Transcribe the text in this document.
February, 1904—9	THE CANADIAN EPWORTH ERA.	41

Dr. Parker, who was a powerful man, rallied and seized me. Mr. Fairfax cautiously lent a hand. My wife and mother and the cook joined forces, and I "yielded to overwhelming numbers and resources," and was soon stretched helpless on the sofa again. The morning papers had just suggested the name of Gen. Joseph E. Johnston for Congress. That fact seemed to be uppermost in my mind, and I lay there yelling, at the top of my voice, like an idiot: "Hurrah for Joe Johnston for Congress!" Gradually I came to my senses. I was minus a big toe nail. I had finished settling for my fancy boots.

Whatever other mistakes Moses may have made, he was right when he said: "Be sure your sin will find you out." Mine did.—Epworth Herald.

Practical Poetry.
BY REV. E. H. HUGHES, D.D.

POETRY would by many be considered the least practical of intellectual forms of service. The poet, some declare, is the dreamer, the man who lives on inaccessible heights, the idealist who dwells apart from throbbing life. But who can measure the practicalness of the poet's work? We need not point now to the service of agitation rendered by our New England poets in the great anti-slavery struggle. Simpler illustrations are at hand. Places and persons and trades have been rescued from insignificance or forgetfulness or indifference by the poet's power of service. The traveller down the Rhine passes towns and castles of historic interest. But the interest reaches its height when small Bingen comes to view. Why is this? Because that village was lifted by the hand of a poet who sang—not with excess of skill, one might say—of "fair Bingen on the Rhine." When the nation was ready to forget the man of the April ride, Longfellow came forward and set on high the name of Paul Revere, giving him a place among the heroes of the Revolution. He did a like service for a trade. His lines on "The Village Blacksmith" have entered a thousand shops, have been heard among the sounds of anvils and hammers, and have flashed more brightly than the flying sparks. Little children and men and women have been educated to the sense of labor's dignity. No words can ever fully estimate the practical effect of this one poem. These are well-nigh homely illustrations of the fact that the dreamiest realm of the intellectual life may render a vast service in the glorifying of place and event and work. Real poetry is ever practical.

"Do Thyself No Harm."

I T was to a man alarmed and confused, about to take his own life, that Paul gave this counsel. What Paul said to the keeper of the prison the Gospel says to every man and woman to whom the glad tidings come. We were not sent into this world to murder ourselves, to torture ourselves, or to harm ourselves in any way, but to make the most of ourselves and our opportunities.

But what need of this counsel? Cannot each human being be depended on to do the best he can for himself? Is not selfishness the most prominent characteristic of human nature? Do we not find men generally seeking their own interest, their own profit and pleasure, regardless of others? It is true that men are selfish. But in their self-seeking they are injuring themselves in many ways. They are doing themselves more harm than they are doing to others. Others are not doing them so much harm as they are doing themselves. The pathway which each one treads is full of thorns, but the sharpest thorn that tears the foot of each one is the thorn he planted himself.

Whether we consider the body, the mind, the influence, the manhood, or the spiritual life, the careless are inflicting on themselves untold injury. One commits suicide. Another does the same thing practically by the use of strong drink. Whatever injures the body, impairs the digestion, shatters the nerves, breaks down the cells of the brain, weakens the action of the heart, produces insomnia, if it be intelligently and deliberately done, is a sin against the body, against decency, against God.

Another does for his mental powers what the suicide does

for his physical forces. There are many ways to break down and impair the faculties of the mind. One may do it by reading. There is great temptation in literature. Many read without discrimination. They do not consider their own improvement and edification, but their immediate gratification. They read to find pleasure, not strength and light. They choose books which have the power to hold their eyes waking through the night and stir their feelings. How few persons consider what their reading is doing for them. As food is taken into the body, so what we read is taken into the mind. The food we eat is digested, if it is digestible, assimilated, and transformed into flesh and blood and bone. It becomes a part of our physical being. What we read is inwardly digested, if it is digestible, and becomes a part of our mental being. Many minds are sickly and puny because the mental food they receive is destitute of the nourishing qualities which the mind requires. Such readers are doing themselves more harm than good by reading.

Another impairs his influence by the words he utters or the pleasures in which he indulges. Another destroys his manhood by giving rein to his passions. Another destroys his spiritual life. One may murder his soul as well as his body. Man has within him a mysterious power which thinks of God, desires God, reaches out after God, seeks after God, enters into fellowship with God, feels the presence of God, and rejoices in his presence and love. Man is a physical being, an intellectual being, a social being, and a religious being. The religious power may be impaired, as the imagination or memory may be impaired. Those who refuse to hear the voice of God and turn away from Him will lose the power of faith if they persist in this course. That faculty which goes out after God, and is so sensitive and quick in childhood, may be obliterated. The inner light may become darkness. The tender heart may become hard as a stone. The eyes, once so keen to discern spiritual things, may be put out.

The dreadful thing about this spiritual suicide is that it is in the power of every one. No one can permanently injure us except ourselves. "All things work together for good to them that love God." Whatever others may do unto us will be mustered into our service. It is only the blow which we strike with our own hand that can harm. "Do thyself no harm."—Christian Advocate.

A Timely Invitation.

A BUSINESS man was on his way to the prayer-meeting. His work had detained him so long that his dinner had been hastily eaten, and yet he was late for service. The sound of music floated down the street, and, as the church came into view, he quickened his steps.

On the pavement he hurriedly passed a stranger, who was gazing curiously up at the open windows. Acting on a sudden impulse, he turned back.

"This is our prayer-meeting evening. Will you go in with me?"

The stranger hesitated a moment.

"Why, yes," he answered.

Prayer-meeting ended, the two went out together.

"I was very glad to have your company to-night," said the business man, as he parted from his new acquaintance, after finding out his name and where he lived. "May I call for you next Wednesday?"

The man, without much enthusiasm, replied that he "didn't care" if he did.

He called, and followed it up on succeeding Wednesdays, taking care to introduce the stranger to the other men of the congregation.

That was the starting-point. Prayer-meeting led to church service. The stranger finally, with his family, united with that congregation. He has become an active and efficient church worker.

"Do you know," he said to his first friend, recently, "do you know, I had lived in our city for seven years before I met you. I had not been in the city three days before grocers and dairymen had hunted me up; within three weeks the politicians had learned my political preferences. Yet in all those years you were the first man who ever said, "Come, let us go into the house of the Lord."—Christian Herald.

_What you are asked to do:_ Print out an identical copy of the whole listing.

_Exercise output:_
Transcribe the text in this document.
February, 1904—9	THE CANADIAN EPWORTH ERA.	41

Dr. Parker, who was a powerful man, rallied and seized me. Mr. Fairfax cautiously lent a hand. My wife and mother and the cook joined forces, and I "yielded to overwhelming numbers and resources," and was soon stretched helpless on the sofa again. The morning papers had just suggested the name of Gen. Joseph E. Johnston for Congress. That fact seemed to be uppermost in my mind, and I lay there yelling, at the top of my voice, like an idiot: "Hurrah for Joe Johnston for Congress!" Gradually I came to my senses. I was minus a big toe nail. I had finished settling for my fancy boots.

Whatever other mistakes Moses may have made, he was right when he said: "Be sure your sin will find you out." Mine did.—Epworth Herald.

Practical Poetry.
BY REV. E. H. HUGHES, D.D.

POETRY would by many be considered the least practical of intellectual forms of service. The poet, some declare, is the dreamer, the man who lives on inaccessible heights, the idealist who dwells apart from throbbing life. But who can measure the practicalness of the poet's work? We need not point now to the service of agitation rendered by our New England poets in the great anti-slavery struggle. Simpler illustrations are at hand. Places and persons and trades have been rescued from insignificance or forgetfulness or indifference by the poet's power of service. The traveller down the Rhine passes towns and castles of historic interest. But the interest reaches its height when small Bingen comes to view. Why is this? Because that village was lifted by the hand of a poet who sang—not with excess of skill, one might say—of "fair Bingen on the Rhine." When the nation was ready to forget the man of the April ride, Longfellow came forward and set on high the name of Paul Revere, giving him a place among the heroes of the Revolution. He did a like service for a trade. His lines on "The Village Blacksmith" have entered a thousand shops, have been heard among the sounds of anvils and hammers, and have flashed more brightly than the flying sparks. Little children and men and women have been educated to the sense of labor's dignity. No words can ever fully estimate the practical effect of this one poem. These are well-nigh homely illustrations of the fact that the dreamiest realm of the intellectual life may render a vast service in the glorifying of place and event and work. Real poetry is ever practical.

"Do Thyself No Harm."

I T was to a man alarmed and confused, about to take his own life, that Paul gave this counsel. What Paul said to the keeper of the prison the Gospel says to every man and woman to whom the glad tidings come. We were not sent into this world to murder ourselves, to torture ourselves, or to harm ourselves in any way, but to make the most of ourselves and our opportunities.

But what need of this counsel? Cannot each human being be depended on to do the best he can for himself? Is not selfishness the most prominent characteristic of human nature? Do we not find men generally seeking their own interest, their own profit and pleasure, regardless of others? It is true that men are selfish. But in their self-seeking they are injuring themselves in many ways. They are doing themselves more harm than they are doing to others. Others are not doing them so much harm as they are doing themselves. The pathway which each one treads is full of thorns, but the sharpest thorn that tears the foot of each one is the thorn he planted himself.

Whether we consider the body, the mind, the influence, the manhood, or the spiritual life, the careless are inflicting on themselves untold injury. One commits suicide. Another does the same thing practically by the use of strong drink. Whatever injures the body, impairs the digestion, shatters the nerves, breaks down the cells of the brain, weakens the action of the heart, produces insomnia, if it be intelligently and deliberately done, is a sin against the body, against decency, against God.

Another does for his mental powers what the suicide does

for his physical forces. There are many ways to break down and impair the faculties of the mind. One may do it by reading. There is great temptation in literature. Many read without discrimination. They do not consider their own improvement and edification, but their immediate gratification. They read to find pleasure, not strength and light. They choose books which have the power to hold their eyes waking through the night and stir their feelings. How few persons consider what their reading is doing for them. As food is taken into the body, so what we read is taken into the mind. The food we eat is digested, if it is digestible, assimilated, and transformed into flesh and blood and bone. It becomes a part of our physical being. What we read is inwardly digested, if it is digestible, and becomes a part of our mental being. Many minds are sickly and puny because the mental food they receive is destitute of the nourishing qualities which the mind requires. Such readers are doing themselves more harm than good by reading.

Another impairs his influence by the words he utters or the pleasures in which he indulges. Another destroys his manhood by giving rein to his passions. Another destroys his spiritual life. One may murder his soul as well as his body. Man has within him a mysterious power which thinks of God, desires God, reaches out after God, seeks after God, enters into fellowship with God, feels the presence of God, and rejoices in his presence and love. Man is a physical being, an intellectual being, a social being, and a religious being. The religious power may be impaired, as the imagination or memory may be impaired. Those who refuse to hear the voice of God and turn away from Him will lose the power of faith if they persist in this course. That faculty which goes out after God, and is so sensitive and quick in childhood, may be obliterated. The inner light may become darkness. The tender heart may become hard as a stone. The eyes, once so keen to discern spiritual things, may be put out.

The dreadful thing about this spiritual suicide is that it is in the power of every one. No one can permanently injure us except ourselves. "All things work together for good to them that love God." Whatever others may do unto us will be mustered into our service. It is only the blow which we strike with our own hand that can harm. "Do thyself no harm."—Christian Advocate.

A Timely Invitation.

A BUSINESS man was on his way to the prayer-meeting. His work had detained him so long that his dinner had been hastily eaten, and yet he was late for service. The sound of music floated down the street, and, as the church came into view, he quickened his steps.

On the pavement he hurriedly passed a stranger, who was gazing curiously up at the open windows. Acting on a sudden impulse, he turned back.

"This is our prayer-meeting evening. Will you go in with me?"

The stranger hesitated a moment.

"Why, yes," he answered.

Prayer-meeting ended, the two went out together.

"I was very glad to have your company to-night," said the business man, as he parted from his new acquaintance, after finding out his name and where he lived. "May I call for you next Wednesday?"

The man, without much enthusiasm, replied that he "didn't care" if he did.

He called, and followed it up on succeeding Wednesdays, taking care to introduce the stranger to the other men of the congregation.

That was the starting-point. Prayer-meeting led to church service. The stranger finally, with his family, united with that congregation. He has become an active and efficient church worker.

"Do you know," he said to his first friend, recently, "do you know, I had lived in our city for seven years before I met you. I had not been in the city three days before grocers and dairymen had hunted me up; within three weeks the politicians had learned my political preferences. Yet in all those years you were the first man who ever said, "Come, let us go into the house of the Lord."—Christian Herald.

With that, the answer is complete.